▶ [USING THE INFORMATION]:
1. Do these statements agree with the article on classic games and subscription services? For each, answer yes or no and quote the words from the article that decide it.
(a) The writer would rather own a physical copy than a digital license.
(b) Dino Crisis can currently be bought without a PlayStation Plus membership.
(c) The writer has never finished Dino Crisis.
2. Answer these questions using the article on classic games and subscription services, one answer per line:
(a) Which three Nintendo systems had the Virtual Console?
(b) Which older games does Xbox sell for pennies?
(c) Which game does the article name as one you can download and then find was never very good?

Locking Classic Games Behind Subscription Services Is A Mistake

Please just let me buy Dino Crisis…

​Please just let me buy Dino Crisis…  Read More Gaming

It sucks settling for digital products in the modern age. I will always prefer owning a physical version of something I love instead of a license that can be taken away by a corporation with little notice. When we put money down on a video game on the PlayStation Store, we’re not purchasing something that now belongs to us, but the right to play and engage with it inside a platform that, one day, will cease to exist. Art is being erased in pursuit of profit all the time.

But throughout the past console generation, PlayStation has been doing right by its legacy. Well, kinda. Astro Bot was a platforming love letter to the console giant, while it has made a habit of releasing classic PS1, PS2, and PSP games onto its digital storefront. We live in a world where you can download and play Mister Mosquito whenever you like, only to realise that it was never very good before immediately uninstalling it. That’s the case with plenty of classic games like this, but their quality isn’t the point.

Sony also locks a handful of its classic titles behind its higher PlayStation Plus tiers, asking that you have an active subscription in order to access them. If the titles in question are still available to be purchased outside the service, that’s okay, but with Dino Crisis, that sadly isn’t the case.

At the time of writing, there is sadly no option to access the game unless you are a PlayStation Plus member, and that’s absurd when the opposite precedent has already been set. You’re taking away the option of ownership and telling players, new and old, that if they want to experience a piece of PlayStation history, they must do so indirectly.

Nintendo is a nightmare for this too. Once upon a time we had the Virtual Console over on the Wii, Wii U, and 3DS. But with the dawn of Nintendo Switch Online, this marketplace of classics was brushed aside in favour of a service featuring a very limited library of titles. It isn’t a bad way to play classic games, but it is a restrictive one where digital ownership just isn’t an option.

My 3DS and Wii U are filled with downloadable titles I can return to if I wish, and Nintendo spent several generations making this a standard practice only to suddenly take it away. Experiencing crucial parts of gaming history is becoming the benefits of pricey services, instead of being made more accessible via independent digital purchases which anyone can take advantage of. At least Xbox has developed a habit of selling original Xbox and 360 games for pennies, many of which have also been enhanced for new hardware.

Classic Games Are Being Screwed By Our Digital Future

Behaviour like this from all the platform holders is going to lead us to a place where the history of video games isn’t going to matter so much as how they can charge us to play all the games we can’t access anywhere thanks to fading physical hardware and boxed units that are too expensive for most players to get a hold of. I own a copy of Dino Crisis, and I’ve seen it through to completion a handful of times, but plenty of others haven’t, and I’d hate for that opportunity to be sullied by misplaced corporate greed.

Like streaming services that host decades of film and television, corporations are selective in what they decide to preserve and present to the public. This is a bad way to approach all forms of art, yet here we are utterly powerless to do anything about it.

▶ [SUPPLIED RECORDS]:

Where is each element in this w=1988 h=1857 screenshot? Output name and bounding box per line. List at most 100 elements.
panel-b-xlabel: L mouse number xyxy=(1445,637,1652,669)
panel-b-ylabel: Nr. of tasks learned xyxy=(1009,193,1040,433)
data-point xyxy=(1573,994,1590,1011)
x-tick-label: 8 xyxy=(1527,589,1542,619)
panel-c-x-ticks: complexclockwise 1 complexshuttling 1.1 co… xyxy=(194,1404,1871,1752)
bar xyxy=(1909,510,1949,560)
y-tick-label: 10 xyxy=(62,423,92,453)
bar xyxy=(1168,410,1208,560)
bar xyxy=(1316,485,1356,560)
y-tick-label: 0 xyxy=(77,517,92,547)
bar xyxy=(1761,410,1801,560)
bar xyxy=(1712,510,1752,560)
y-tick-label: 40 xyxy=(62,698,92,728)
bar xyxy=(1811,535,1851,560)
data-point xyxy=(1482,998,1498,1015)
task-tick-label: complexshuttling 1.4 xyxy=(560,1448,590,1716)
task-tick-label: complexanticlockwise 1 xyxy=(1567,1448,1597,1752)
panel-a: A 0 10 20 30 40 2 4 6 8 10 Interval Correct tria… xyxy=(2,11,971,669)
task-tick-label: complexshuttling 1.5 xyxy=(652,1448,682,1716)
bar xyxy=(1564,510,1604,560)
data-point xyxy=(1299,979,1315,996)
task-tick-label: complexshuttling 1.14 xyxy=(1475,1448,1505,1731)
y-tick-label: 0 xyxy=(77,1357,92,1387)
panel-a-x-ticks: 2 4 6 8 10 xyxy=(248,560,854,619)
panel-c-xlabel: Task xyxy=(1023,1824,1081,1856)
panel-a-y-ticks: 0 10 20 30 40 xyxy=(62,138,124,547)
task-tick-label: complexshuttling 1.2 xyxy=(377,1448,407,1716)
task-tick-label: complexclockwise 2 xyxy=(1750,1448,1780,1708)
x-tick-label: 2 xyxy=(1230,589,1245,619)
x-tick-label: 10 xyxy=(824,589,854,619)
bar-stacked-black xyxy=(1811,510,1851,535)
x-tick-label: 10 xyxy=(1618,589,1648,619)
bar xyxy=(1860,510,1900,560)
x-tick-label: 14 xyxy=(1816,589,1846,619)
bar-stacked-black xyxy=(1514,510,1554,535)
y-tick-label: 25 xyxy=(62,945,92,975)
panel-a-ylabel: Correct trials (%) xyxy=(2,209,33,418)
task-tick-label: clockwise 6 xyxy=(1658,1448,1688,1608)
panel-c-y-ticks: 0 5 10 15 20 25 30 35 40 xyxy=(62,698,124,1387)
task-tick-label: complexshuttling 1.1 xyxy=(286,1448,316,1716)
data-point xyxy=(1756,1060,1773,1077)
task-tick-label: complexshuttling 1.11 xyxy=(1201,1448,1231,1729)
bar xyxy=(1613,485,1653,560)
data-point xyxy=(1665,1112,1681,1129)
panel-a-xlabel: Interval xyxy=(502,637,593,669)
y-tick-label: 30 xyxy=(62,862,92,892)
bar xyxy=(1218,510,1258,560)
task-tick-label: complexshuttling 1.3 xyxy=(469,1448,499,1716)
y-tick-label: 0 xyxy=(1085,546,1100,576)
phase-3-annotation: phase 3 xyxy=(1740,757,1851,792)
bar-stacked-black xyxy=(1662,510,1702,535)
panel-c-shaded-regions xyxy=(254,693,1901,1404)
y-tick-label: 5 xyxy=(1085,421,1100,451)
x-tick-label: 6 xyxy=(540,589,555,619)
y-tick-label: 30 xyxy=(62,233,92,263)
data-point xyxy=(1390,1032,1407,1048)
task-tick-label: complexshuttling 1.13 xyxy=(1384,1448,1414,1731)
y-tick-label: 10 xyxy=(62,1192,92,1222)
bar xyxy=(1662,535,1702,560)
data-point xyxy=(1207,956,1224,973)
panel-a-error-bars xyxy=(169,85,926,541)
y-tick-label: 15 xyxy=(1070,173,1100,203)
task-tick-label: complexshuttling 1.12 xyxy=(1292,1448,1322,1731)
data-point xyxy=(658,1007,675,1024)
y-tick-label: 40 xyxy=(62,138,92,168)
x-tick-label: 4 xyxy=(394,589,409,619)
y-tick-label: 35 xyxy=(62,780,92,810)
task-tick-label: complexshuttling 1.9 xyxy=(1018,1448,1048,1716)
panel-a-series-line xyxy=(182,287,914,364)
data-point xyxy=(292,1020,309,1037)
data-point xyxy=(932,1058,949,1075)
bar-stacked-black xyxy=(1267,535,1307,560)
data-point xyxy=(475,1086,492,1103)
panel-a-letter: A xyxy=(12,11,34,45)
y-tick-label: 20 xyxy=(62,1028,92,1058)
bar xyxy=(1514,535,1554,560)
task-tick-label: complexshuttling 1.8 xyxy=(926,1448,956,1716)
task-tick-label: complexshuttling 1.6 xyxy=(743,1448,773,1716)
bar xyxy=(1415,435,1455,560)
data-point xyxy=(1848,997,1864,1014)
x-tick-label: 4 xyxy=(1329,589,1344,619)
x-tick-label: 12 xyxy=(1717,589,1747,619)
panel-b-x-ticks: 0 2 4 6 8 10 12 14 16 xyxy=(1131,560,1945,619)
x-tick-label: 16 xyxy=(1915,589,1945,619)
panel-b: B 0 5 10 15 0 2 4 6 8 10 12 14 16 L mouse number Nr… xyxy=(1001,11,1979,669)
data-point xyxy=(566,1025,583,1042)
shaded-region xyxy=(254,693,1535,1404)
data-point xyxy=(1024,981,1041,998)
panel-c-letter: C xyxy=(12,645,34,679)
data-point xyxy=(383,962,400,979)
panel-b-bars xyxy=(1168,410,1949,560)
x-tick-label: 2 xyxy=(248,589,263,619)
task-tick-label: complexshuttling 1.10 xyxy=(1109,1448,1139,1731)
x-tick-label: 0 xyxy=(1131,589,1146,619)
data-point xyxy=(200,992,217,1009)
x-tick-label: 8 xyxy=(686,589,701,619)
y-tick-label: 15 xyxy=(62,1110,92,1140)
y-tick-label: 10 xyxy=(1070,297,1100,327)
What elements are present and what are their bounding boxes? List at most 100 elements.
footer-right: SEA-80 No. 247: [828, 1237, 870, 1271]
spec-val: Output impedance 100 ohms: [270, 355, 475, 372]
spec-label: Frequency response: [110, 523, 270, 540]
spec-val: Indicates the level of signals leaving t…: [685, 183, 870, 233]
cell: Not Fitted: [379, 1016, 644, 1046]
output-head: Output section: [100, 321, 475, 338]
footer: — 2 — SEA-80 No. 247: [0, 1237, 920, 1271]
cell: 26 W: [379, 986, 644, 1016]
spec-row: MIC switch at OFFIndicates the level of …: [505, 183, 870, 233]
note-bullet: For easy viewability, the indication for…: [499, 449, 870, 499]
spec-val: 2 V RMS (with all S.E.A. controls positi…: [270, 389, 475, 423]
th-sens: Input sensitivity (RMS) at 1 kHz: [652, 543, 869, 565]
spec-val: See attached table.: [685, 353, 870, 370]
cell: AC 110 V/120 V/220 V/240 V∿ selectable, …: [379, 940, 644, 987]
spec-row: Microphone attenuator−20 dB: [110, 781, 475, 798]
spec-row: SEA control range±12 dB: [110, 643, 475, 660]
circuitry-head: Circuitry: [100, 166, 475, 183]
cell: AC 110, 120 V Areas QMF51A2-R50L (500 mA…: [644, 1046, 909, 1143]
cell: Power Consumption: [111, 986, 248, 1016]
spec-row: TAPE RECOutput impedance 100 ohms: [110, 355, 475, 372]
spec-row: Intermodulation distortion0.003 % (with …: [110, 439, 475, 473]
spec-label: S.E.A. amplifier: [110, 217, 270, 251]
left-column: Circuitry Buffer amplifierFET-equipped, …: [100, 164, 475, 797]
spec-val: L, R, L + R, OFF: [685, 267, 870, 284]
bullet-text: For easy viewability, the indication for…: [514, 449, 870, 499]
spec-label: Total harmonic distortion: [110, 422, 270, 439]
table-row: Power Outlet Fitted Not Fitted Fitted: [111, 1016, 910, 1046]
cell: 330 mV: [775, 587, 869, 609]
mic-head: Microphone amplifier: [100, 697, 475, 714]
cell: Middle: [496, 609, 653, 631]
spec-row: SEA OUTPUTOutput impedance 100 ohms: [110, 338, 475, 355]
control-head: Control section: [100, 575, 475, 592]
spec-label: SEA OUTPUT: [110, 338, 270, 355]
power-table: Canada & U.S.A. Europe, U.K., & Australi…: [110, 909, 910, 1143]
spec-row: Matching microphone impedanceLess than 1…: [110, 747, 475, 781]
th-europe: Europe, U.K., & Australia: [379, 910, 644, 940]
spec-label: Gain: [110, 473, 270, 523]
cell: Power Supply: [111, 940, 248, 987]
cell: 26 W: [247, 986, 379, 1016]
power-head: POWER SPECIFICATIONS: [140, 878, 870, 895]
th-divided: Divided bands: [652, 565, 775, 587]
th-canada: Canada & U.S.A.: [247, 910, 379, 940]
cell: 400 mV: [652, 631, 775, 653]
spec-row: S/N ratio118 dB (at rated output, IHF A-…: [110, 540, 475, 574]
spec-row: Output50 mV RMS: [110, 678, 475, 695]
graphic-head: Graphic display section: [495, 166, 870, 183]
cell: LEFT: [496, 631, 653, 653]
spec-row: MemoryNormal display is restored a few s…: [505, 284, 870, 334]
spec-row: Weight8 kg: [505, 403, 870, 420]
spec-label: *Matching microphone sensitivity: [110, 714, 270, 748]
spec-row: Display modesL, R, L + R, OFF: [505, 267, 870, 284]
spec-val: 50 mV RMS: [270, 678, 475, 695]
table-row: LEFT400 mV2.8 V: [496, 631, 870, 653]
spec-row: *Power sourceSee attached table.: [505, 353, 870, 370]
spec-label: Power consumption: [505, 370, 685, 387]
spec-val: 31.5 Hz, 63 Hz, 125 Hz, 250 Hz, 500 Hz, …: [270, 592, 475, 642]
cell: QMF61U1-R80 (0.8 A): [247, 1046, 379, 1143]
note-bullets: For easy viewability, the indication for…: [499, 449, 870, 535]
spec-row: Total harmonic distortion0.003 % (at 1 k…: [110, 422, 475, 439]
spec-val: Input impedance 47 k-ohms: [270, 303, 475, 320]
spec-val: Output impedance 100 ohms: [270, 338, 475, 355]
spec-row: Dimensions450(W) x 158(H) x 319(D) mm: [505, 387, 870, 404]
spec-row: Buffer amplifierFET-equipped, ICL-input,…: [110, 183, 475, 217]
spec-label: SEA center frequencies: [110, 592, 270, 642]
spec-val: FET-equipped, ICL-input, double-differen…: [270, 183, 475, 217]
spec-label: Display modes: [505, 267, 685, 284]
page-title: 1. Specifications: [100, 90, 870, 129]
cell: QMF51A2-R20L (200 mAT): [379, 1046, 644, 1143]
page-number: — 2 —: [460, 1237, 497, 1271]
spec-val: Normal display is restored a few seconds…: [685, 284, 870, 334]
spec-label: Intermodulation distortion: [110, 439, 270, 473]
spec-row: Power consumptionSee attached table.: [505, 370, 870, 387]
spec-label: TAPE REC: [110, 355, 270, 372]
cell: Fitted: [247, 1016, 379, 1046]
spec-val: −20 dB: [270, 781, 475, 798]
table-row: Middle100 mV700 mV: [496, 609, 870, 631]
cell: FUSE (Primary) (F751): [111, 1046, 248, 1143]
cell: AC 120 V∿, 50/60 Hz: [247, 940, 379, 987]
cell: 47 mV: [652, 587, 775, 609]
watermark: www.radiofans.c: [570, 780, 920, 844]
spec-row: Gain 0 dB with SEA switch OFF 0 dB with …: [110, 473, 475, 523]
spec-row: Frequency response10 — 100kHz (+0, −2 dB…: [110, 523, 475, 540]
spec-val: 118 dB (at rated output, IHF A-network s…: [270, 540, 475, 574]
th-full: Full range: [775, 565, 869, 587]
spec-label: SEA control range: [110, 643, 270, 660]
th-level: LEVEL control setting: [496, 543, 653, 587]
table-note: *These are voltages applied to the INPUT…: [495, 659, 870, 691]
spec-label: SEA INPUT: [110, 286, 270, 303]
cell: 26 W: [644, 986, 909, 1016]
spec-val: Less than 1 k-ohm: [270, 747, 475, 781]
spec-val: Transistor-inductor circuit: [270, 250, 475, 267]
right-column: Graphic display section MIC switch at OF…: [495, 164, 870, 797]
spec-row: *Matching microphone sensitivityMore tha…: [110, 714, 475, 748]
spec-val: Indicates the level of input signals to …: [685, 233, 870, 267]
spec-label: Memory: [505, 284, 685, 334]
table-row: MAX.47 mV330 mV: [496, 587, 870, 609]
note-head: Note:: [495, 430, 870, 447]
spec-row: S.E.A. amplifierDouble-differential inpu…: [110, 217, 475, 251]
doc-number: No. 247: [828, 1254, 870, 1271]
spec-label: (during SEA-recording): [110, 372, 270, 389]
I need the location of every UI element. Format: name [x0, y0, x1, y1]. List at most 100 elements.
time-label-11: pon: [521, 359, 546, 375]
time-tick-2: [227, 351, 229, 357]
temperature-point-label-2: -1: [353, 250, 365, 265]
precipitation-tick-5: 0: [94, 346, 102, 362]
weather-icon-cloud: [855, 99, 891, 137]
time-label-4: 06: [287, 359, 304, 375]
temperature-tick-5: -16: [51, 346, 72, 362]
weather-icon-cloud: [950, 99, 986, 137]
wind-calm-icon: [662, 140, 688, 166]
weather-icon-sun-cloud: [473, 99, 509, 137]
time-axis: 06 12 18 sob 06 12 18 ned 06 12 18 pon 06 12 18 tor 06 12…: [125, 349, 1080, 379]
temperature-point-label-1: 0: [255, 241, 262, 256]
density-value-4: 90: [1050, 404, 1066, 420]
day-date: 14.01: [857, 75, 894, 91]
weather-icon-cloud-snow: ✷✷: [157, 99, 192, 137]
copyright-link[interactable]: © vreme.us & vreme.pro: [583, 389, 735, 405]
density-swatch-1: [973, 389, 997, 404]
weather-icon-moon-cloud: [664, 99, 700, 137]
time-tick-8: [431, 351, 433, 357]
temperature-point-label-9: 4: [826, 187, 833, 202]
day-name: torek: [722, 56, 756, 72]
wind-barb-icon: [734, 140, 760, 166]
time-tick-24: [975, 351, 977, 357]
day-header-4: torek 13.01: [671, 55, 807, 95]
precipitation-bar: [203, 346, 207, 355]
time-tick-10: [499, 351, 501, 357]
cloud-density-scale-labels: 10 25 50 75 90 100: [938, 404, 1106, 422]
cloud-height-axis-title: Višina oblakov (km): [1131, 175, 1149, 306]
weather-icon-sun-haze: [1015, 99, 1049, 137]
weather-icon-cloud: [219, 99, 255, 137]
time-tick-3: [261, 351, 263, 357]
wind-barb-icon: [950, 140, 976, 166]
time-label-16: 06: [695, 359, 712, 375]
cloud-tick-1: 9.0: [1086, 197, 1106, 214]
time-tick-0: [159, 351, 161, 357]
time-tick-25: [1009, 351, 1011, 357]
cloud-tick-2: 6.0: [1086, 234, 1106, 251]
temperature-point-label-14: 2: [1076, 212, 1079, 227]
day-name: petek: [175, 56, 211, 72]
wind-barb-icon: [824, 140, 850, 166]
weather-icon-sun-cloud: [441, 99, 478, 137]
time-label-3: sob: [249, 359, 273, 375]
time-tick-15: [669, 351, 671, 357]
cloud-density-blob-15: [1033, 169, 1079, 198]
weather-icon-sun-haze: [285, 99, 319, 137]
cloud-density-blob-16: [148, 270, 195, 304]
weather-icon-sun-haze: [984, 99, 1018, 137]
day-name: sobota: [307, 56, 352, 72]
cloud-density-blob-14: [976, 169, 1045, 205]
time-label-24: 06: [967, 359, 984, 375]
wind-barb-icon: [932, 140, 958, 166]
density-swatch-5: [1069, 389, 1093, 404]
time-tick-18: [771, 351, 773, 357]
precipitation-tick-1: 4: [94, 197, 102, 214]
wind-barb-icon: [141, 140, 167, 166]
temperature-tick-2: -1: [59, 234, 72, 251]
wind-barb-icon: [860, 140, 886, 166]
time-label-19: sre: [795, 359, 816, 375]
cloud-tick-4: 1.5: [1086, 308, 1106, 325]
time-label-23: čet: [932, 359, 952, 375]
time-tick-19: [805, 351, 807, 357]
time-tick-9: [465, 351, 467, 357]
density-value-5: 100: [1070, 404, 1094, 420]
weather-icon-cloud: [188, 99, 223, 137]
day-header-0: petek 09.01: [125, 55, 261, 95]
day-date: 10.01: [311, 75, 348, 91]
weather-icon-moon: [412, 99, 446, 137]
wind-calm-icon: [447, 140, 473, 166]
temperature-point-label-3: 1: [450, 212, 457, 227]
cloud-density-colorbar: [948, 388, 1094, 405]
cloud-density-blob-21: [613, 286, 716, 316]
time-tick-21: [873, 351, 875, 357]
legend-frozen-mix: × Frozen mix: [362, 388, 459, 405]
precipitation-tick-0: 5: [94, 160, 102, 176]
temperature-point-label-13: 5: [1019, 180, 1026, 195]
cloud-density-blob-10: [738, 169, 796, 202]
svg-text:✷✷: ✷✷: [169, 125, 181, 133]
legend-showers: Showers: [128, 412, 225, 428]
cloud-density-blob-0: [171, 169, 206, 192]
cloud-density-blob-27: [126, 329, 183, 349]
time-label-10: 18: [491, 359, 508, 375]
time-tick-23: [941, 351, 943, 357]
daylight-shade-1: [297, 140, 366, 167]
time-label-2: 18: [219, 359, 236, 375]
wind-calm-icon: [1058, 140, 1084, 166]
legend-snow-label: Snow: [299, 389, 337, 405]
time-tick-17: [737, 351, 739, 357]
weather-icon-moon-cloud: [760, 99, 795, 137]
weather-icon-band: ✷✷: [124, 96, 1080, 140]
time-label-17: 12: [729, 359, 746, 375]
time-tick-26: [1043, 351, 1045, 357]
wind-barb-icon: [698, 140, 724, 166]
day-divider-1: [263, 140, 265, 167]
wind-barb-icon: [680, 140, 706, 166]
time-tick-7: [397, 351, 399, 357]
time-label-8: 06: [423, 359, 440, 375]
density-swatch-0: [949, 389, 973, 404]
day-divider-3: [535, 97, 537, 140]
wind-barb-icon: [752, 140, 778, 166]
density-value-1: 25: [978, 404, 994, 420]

▶ [ANSWERS]:
1.
(a) Yes: "I will always prefer owning a physical version of something I love instead of a license that can be taken away by a corporation with little notice."
(b) No: "At the time of writing, there is sadly no option to access the game unless you are a PlayStation Plus member"
(c) No: "I own a copy of Dino Crisis, and I’ve seen it through to completion a handful of times"

2.
(a) The Wii, Wii U, and 3DS.
(b) Original Xbox and 360 games.
(c) Mister Mosquito.